▶ WRITTEN REQUEST:
Go through the records and show each line where the word "date" occurs.

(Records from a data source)
* begin *

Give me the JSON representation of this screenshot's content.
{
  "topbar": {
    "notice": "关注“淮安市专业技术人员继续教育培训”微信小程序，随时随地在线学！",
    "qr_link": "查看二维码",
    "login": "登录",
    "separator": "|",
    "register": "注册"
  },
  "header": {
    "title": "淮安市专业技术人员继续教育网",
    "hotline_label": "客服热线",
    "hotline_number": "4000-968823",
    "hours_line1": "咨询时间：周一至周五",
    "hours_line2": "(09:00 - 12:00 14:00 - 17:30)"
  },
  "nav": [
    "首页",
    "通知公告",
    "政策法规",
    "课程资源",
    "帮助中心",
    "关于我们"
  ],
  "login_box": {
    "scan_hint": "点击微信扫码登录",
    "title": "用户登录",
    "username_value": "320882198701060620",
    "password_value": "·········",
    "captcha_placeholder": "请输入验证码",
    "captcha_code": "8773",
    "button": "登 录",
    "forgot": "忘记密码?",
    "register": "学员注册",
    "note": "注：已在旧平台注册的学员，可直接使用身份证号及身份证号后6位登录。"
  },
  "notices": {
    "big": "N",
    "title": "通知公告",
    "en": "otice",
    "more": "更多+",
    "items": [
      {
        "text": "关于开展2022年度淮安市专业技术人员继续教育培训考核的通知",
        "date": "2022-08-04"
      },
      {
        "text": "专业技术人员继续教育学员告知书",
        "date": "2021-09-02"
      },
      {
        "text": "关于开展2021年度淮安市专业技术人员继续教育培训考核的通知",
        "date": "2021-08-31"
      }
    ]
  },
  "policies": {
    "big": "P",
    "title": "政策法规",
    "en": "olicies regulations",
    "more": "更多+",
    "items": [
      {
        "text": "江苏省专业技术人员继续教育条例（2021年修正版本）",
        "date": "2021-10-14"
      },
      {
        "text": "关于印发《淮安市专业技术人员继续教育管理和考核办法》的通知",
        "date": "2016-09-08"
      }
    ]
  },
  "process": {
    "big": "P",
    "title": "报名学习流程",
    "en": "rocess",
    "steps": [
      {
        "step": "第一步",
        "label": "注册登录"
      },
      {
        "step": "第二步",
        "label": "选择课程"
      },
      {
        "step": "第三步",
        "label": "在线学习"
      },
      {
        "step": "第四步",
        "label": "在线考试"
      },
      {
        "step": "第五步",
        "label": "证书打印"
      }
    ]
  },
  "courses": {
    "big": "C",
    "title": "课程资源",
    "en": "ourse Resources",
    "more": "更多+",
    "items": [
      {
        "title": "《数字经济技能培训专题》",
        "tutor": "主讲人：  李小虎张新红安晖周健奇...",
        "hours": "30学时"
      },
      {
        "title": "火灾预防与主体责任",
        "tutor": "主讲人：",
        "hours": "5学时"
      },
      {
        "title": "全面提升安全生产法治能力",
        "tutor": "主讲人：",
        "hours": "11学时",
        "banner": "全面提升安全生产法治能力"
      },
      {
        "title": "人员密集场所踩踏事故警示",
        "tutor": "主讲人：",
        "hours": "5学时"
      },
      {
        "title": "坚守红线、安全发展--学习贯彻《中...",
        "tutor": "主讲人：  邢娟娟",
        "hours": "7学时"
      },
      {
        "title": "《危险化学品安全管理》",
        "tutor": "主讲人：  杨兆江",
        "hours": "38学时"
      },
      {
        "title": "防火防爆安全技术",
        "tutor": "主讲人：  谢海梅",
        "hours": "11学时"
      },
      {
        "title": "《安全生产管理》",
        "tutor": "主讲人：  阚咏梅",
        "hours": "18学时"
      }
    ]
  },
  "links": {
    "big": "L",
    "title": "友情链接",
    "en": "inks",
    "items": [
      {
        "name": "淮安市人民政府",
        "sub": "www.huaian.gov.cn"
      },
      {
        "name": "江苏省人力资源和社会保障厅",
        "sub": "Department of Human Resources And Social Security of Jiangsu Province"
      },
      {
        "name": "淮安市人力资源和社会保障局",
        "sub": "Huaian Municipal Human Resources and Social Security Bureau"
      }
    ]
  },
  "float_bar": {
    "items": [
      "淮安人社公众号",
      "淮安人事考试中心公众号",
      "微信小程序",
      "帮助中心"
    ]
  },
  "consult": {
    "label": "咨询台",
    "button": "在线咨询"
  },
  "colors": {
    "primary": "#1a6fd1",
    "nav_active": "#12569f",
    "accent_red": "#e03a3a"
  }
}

* end *

▶ THE OUTPUT:
        "date": "2022-08-04"
        "date": "2021-09-02"
        "date": "2021-08-31"
        "date": "2021-10-14"
        "date": "2016-09-08"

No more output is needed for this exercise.